Look through the material and copy each line holding "label".

EXTRACTED INFORMATION
• • • • • • •
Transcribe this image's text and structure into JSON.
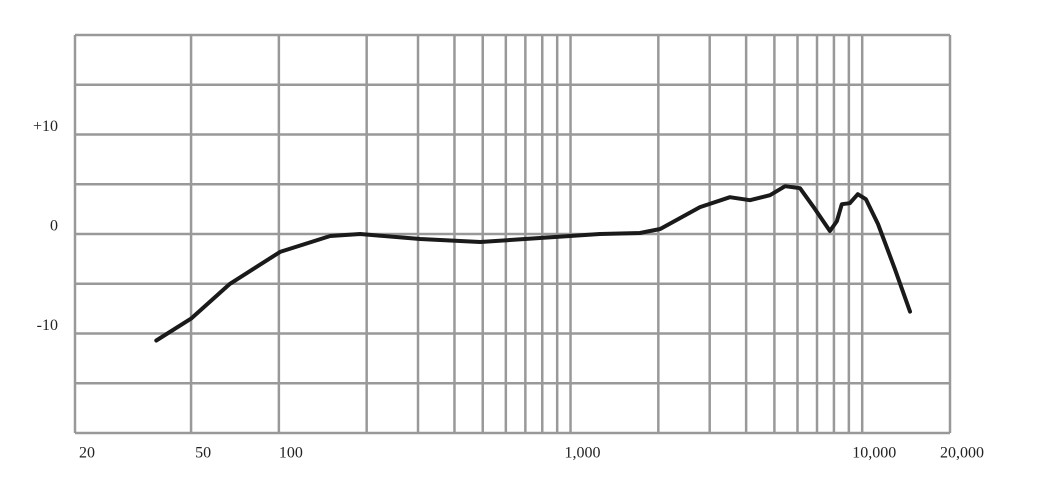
{
  "chart_data": {
    "type": "line",
    "xscale": "log",
    "grid": true,
    "x": [
      38,
      50,
      68,
      101,
      150,
      190,
      305,
      490,
      785,
      1260,
      1730,
      2030,
      2780,
      3520,
      4120,
      4830,
      5440,
      6120,
      6890,
      7750,
      8190,
      8510,
      9070,
      9660,
      10300,
      11330,
      12940,
      14590
    ],
    "series": [
      {
        "color": "#1a1a1a",
        "values": [
          -10.7,
          -8.5,
          -5,
          -1.8,
          -0.2,
          0,
          -0.5,
          -0.8,
          -0.4,
          0,
          0.1,
          0.5,
          2.7,
          3.7,
          3.4,
          3.9,
          4.8,
          4.6,
          2.5,
          0.3,
          1.3,
          3,
          3.1,
          4,
          3.5,
          1,
          -3.5,
          -7.8
        ]
      }
    ],
    "xlim": [
      20,
      20000
    ],
    "xticks": [
      20,
      50,
      100,
      {
        "value": 1000,
        "label": "1,000"
      },
      {
        "value": 10000,
        "label": "10,000"
      },
      {
        "value": 20000,
        "label": "20,000"
      }
    ],
    "xgrid": [
      20,
      50,
      100,
      200,
      300,
      400,
      500,
      600,
      700,
      800,
      900,
      1000,
      2000,
      3000,
      4000,
      5000,
      6000,
      7000,
      8000,
      9000,
      10000,
      20000
    ],
    "ylim": [
      -20,
      20
    ],
    "yticks": [
      {
        "value": 10,
        "label": "+10"
      },
      0,
      -10
    ],
    "ygrid": [
      -20,
      -15,
      -10,
      -5,
      0,
      5,
      10,
      15,
      20
    ]
  }
}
• • • • • • •
IN RESPONSE
        "label": "1,000"
        "label": "10,000"
        "label": "20,000"
        "label": "+10"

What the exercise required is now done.